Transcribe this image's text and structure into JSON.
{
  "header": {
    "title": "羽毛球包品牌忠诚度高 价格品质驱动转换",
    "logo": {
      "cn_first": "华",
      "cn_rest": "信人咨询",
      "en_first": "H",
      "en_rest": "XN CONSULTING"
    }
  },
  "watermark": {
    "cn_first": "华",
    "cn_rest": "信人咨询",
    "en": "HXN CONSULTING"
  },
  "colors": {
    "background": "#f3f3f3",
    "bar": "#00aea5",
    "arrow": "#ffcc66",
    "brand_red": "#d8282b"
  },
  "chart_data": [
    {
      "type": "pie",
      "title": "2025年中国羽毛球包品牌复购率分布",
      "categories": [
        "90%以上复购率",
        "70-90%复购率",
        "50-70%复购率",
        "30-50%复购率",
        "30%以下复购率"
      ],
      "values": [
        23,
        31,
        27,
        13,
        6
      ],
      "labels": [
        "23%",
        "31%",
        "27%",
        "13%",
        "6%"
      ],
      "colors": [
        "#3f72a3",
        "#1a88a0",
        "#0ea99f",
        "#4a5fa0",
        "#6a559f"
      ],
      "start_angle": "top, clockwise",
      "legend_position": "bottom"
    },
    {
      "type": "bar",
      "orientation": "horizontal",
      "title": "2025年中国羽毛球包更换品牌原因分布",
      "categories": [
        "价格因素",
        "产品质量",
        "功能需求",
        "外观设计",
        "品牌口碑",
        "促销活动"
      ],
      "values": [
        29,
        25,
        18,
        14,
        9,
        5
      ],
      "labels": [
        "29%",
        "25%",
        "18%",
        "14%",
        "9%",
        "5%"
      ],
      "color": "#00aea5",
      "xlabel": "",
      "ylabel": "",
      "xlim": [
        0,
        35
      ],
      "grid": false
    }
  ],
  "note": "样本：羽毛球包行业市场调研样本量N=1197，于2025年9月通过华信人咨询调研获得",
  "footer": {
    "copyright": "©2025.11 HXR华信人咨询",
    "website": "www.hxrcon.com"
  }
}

→ **Instructions to follow**: Search the records for the string "title" and return every line in which it occurs.

→ **Reply**:
    "title": "羽毛球包品牌忠诚度高 价格品质驱动转换",
      "title": "2025年中国羽毛球包品牌复购率分布",
      "title": "2025年中国羽毛球包更换品牌原因分布",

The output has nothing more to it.